Layout element annotations:
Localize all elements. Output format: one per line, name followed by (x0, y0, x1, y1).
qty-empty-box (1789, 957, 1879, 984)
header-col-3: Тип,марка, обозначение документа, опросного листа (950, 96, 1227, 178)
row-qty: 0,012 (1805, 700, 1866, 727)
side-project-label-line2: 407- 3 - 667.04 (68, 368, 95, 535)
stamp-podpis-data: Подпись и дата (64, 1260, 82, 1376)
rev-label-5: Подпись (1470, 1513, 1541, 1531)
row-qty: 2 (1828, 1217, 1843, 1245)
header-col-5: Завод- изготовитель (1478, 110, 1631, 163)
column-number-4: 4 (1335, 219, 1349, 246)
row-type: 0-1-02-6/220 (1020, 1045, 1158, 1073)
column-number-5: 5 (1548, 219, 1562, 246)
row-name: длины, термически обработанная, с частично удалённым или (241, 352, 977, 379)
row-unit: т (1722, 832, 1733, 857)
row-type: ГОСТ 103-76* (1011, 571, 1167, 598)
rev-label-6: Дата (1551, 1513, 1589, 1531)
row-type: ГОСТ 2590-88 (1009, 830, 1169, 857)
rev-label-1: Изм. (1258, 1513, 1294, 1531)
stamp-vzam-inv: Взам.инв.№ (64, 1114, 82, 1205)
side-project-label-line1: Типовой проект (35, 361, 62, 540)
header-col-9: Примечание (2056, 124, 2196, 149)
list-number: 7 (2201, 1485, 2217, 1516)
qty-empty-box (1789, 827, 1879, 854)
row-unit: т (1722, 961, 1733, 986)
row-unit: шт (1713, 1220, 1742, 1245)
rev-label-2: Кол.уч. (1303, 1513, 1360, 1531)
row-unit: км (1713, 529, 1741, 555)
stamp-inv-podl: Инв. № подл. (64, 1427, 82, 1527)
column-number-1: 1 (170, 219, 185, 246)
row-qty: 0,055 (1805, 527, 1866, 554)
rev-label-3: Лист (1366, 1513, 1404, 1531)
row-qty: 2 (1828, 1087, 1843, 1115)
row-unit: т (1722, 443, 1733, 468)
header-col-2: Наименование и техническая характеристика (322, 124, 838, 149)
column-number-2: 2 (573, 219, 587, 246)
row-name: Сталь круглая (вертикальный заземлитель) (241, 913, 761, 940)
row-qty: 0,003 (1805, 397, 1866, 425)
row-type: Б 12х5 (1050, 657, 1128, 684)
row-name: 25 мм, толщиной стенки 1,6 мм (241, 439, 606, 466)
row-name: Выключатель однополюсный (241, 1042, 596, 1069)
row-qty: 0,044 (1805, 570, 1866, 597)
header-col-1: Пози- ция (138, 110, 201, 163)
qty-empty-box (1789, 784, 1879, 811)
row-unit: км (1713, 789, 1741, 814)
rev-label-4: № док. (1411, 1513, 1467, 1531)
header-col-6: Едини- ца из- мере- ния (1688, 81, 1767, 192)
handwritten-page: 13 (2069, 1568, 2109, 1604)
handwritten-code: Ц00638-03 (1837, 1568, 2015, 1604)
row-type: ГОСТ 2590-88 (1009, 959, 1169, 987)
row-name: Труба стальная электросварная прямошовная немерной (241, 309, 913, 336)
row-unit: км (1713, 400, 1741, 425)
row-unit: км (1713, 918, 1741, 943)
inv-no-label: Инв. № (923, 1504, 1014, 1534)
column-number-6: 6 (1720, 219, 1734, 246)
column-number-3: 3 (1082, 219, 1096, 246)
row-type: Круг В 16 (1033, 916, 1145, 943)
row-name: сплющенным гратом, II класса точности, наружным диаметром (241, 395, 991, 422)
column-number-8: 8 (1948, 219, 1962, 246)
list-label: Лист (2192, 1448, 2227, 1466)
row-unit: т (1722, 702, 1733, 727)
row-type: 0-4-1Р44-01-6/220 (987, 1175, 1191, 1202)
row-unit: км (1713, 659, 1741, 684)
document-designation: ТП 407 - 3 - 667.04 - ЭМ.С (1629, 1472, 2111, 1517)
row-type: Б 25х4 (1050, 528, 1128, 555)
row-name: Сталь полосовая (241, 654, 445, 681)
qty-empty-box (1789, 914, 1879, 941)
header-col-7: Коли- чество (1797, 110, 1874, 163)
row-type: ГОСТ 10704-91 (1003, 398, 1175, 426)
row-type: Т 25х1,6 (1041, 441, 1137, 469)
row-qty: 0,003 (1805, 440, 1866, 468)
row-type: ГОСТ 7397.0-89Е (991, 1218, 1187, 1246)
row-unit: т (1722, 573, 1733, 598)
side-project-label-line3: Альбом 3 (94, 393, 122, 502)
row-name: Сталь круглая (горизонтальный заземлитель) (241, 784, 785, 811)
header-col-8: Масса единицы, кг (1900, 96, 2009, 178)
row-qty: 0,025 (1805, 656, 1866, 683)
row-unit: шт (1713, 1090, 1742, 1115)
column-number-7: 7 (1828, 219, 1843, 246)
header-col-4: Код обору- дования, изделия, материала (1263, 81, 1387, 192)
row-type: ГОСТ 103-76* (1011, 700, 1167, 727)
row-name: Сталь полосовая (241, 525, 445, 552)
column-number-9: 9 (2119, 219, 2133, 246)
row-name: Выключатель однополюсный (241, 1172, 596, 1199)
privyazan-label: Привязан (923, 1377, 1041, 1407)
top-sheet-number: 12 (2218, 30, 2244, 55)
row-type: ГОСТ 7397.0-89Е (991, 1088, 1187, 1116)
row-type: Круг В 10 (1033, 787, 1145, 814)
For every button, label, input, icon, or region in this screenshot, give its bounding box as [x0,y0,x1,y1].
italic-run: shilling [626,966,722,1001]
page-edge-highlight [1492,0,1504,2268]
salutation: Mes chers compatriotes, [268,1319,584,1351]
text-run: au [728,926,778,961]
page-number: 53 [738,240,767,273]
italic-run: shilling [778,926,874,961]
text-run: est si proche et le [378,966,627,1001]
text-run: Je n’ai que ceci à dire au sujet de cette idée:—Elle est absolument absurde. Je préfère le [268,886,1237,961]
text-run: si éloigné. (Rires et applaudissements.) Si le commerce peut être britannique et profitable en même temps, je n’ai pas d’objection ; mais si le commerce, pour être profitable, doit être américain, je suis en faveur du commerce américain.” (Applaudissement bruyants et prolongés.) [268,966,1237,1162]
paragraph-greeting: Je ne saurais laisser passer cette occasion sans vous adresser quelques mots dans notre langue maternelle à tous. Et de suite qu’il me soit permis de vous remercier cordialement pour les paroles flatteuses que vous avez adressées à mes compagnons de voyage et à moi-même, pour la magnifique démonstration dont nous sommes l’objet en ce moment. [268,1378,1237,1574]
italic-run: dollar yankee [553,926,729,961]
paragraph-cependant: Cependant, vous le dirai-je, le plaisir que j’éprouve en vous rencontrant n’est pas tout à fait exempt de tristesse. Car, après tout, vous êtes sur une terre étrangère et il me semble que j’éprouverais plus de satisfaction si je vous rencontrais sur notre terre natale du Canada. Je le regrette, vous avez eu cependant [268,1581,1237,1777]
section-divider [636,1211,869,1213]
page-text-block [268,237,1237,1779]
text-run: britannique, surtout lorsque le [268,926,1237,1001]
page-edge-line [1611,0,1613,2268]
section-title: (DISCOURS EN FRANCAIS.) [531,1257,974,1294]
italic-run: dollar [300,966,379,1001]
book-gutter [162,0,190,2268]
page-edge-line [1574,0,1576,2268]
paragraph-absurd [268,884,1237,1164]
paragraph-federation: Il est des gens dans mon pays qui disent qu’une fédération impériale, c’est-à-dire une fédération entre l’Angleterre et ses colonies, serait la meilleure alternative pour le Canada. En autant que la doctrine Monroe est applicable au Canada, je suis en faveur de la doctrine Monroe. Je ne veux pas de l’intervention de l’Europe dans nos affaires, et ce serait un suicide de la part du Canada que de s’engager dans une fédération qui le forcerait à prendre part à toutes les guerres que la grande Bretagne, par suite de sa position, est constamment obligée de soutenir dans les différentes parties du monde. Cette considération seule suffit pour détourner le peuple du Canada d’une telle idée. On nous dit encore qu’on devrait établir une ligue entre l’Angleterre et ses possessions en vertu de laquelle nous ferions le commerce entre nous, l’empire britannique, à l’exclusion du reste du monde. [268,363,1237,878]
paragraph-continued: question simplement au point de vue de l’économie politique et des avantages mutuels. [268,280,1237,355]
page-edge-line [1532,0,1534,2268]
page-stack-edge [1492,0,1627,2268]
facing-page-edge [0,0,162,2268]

Goal:
Copy out the data word for word, starting at its first line and continuing through the line that contains "rev-label-5: Подпись (1470, 1513, 1541, 1531)", including both of those lines.

Problem solution:
Localize all elements. Output format: one per line, name followed by (x0, y0, x1, y1).
qty-empty-box (1789, 957, 1879, 984)
header-col-3: Тип,марка, обозначение документа, опросного листа (950, 96, 1227, 178)
row-qty: 0,012 (1805, 700, 1866, 727)
side-project-label-line2: 407- 3 - 667.04 (68, 368, 95, 535)
stamp-podpis-data: Подпись и дата (64, 1260, 82, 1376)
rev-label-5: Подпись (1470, 1513, 1541, 1531)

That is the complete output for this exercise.